Items from a data source:
------------------------------------
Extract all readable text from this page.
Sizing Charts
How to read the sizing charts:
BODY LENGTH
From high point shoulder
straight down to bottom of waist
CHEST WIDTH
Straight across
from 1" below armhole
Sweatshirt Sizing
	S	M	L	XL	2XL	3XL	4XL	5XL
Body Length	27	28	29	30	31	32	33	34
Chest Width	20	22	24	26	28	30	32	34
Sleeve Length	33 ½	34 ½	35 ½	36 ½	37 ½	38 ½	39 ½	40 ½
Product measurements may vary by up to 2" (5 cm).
------------------------------------
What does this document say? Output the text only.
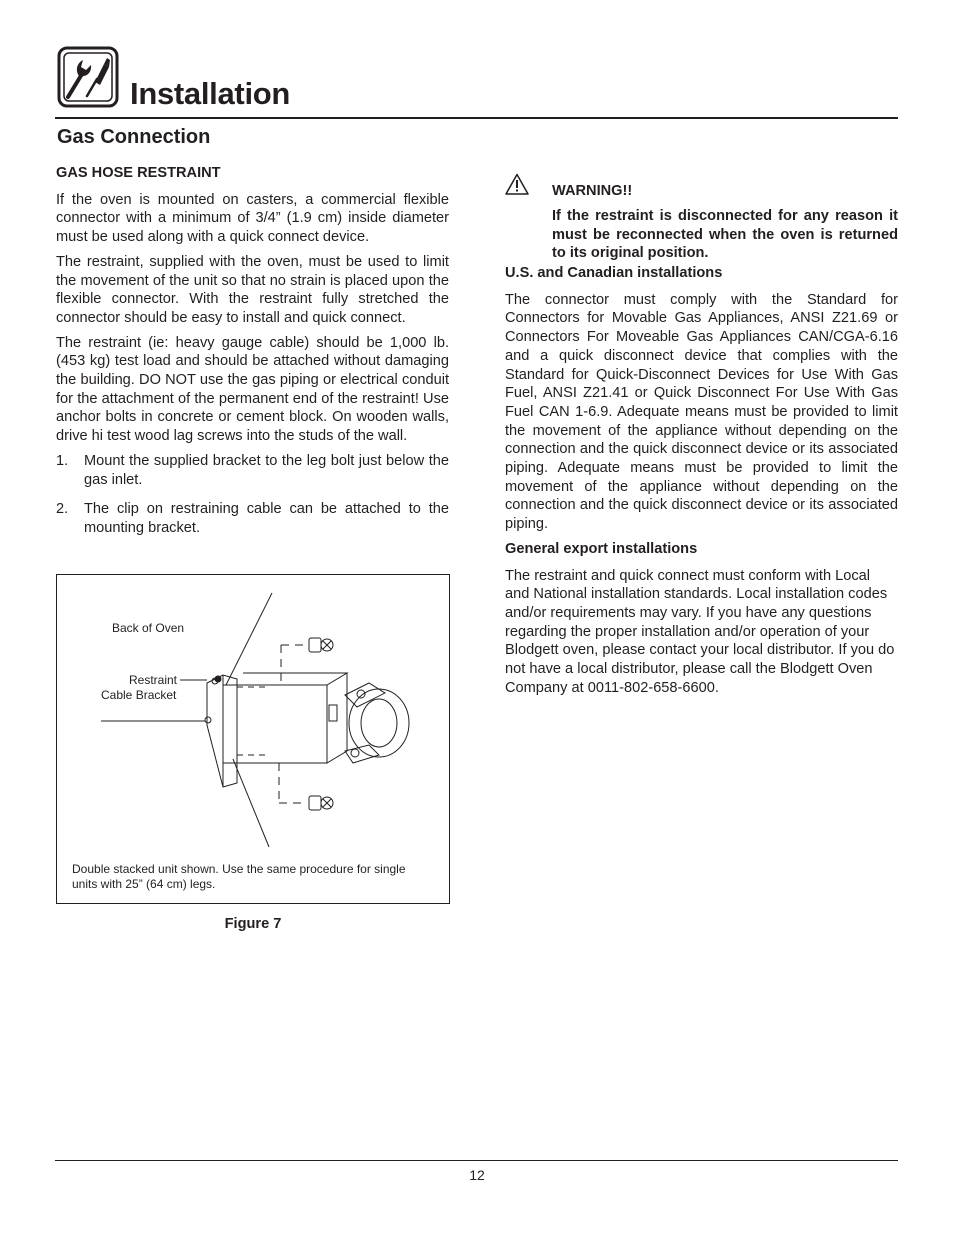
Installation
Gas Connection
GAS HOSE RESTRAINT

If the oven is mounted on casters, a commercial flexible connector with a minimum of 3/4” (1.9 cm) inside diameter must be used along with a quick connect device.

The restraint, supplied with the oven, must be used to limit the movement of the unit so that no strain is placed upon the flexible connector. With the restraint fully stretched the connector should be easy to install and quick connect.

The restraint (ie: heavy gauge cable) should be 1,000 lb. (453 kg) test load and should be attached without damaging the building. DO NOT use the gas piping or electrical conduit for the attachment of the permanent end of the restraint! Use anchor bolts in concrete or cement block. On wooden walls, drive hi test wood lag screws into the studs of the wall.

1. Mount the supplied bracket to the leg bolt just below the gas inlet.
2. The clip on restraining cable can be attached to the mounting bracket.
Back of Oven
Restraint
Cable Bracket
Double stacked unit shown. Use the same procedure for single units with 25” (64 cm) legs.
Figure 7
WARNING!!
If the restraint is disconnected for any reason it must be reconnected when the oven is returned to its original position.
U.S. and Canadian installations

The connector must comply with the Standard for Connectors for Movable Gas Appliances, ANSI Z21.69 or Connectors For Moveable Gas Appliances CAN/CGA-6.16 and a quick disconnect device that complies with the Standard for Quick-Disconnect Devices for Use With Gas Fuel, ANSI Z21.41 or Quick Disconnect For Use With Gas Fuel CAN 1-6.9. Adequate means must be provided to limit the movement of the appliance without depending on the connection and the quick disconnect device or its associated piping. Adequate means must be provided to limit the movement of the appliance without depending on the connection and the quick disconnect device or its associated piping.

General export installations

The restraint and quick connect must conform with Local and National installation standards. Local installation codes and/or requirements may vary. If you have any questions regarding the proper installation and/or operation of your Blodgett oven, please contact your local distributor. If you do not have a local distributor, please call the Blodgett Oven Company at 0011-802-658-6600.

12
------------------------------------
Work required:
Copy every line of the records above that holds the word "limit".

Correct output:
The restraint, supplied with the oven, must be used to limit the movement of the unit so that no strain is placed upon the flexible connector. With the restraint fully stretched the connector should be easy to install and quick connect.
The connector must comply with the Standard for Connectors for Movable Gas Appliances, ANSI Z21.69 or Connectors For Moveable Gas Appliances CAN/CGA-6.16 and a quick disconnect device that complies with the Standard for Quick-Disconnect Devices for Use With Gas Fuel, ANSI Z21.41 or Quick Disconnect For Use With Gas Fuel CAN 1-6.9. Adequate means must be provided to limit the movement of the appliance without depending on the connection and the quick disconnect device or its associated piping. Adequate means must be provided to limit the movement of the appliance without depending on the connection and the quick disconnect device or its associated piping.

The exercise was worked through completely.